## [GECITEERDE PASSAGE]
Ergens in Leuven wandelt een jonge crimineel fluitend weg van een leeggeroofd kastje, een open hangslot ernaast.


(Naar een idee van Jan Cox)

woensdag 20 augustus 2008

Even kort

Even weer een gewoon serieus bericht over hoe het staat in Driesville.
Om te beginnen: mijn punten van het tweede semester. Ik had ze nog niet hier gezet omdat ik dat maar stoeferij vond, maar aangezien er mij nu expliciet om gevraagd is en ik er toch trots op was, voila:

Analyse II: 17
Kansrekenen en statistiek: 19
Elektriciteit en Magnetisme: 17
Thermodynamica: 17
Informatica: 16
P&O II:16
Wijsbegeerte: 14

En toch werk ik voor 7.42€ per uur in de Danone...
Gelukkig is er mijn Dano-prinses.

Goed, verder is er méér. Ja méér, jeuj, meer, vertel meer! Goed dan.
Ik heb er weer een projectje bij. Het bij een gezelschapsspelenclub gaan is mislukt, net zoals het actief meewerken aan Revue 2009(kan nog komen, kan nog komen!) en de schaakclub heb ik ook maar niet gedaan. Maar nu ligt er wat cools in het verschiet! Iets zeer cool, misschien onmogelijk, maar hey, wat is het leven zonder uitdaging? Aangezien mijn goede vriend, Hans, me suggereerde dat ik het misschien eens als een ridderverhaal moest aanbrengen, aangezien al mijn plannetjes wel wat weg hebben van queestes, heb ik het zo gedaan. Meer leest u dus over mijn grootse plannen in mijn volgende postje.

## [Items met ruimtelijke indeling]
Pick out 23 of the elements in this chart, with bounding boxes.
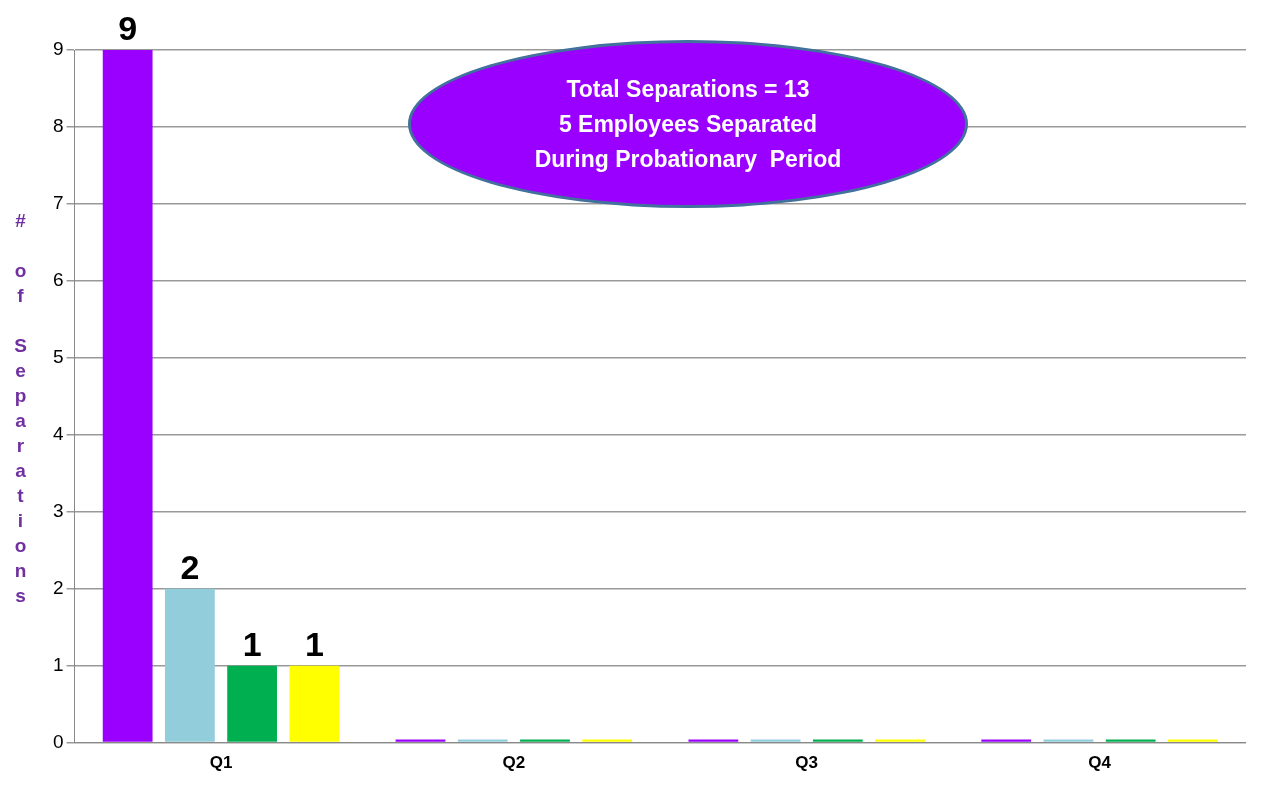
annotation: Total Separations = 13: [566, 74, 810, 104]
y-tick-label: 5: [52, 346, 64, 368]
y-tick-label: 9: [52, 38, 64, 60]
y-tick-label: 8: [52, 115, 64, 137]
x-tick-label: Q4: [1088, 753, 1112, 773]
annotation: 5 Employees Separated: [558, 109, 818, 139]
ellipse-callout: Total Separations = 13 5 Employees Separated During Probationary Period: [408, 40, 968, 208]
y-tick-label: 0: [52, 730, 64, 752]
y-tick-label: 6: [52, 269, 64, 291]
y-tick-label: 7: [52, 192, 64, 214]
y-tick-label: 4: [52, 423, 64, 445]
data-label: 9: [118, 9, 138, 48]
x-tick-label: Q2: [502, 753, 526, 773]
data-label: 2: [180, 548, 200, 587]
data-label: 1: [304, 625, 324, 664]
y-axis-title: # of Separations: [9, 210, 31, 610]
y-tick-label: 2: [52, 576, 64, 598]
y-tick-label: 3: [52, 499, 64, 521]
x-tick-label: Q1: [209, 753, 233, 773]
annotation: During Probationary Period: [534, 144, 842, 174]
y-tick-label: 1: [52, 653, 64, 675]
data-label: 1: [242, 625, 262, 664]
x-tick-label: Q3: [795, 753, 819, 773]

---

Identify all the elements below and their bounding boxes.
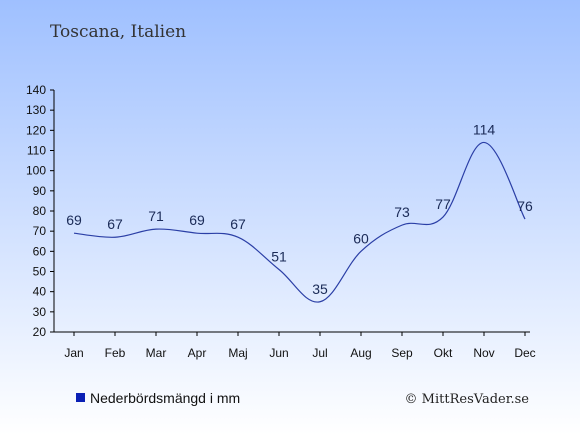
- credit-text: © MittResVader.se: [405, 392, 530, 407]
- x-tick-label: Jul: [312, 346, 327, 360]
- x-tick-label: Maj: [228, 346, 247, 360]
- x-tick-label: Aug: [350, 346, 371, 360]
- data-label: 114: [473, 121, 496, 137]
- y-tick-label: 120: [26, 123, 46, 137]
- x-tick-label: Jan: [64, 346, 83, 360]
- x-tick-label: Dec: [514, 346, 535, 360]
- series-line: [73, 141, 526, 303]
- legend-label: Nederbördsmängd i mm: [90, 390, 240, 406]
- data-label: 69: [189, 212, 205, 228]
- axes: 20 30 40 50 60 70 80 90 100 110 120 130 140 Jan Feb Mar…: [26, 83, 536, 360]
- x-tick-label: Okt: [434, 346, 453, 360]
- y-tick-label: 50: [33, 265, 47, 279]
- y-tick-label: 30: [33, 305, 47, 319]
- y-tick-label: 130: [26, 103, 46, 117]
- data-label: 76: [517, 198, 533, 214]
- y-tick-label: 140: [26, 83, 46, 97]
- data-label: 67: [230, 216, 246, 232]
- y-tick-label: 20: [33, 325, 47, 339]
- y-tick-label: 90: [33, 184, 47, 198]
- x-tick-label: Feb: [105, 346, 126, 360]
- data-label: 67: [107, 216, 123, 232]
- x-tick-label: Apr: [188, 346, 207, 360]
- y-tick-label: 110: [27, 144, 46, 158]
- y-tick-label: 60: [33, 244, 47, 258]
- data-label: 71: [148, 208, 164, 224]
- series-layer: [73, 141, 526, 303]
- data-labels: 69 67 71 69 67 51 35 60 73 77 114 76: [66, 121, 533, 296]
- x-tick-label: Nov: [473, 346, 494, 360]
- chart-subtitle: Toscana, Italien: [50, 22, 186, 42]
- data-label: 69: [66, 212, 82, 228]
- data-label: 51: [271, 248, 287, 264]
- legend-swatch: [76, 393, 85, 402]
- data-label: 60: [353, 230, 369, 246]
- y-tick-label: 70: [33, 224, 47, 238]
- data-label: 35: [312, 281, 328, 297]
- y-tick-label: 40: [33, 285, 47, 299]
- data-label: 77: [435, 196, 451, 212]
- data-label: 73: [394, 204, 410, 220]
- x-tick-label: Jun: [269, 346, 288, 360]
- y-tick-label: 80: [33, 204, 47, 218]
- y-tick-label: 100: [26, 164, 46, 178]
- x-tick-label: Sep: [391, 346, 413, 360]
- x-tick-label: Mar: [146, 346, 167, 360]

## [TE MAKEN OPDRACHTEN]
A - Kopieer woordelijk het stuk uit het blogbericht vanaf "En toch werk" tot en met "meer! Goed dan.".
B - Herhaal ongewijzigd de regels uit de items, vanaf de regel met "annotation: Total Separations" tot en met de regel met "data-label: 9: [118, 9, 138, 48]", en niets anders.

## [ANTWOORDEN]
A -
En toch werk ik voor 7.42€ per uur in de Danone...
Gelukkig is er mijn Dano-prinses.

Goed, verder is er méér. Ja méér, jeuj, meer, vertel meer! Goed dan.

B -
annotation: Total Separations = 13: [566, 74, 810, 104]
y-tick-label: 5: [52, 346, 64, 368]
y-tick-label: 9: [52, 38, 64, 60]
y-tick-label: 8: [52, 115, 64, 137]
x-tick-label: Q4: [1088, 753, 1112, 773]
annotation: 5 Employees Separated: [558, 109, 818, 139]
ellipse-callout: Total Separations = 13 5 Employees Separated During Probationary Period: [408, 40, 968, 208]
y-tick-label: 0: [52, 730, 64, 752]
y-tick-label: 6: [52, 269, 64, 291]
y-tick-label: 7: [52, 192, 64, 214]
y-tick-label: 4: [52, 423, 64, 445]
data-label: 9: [118, 9, 138, 48]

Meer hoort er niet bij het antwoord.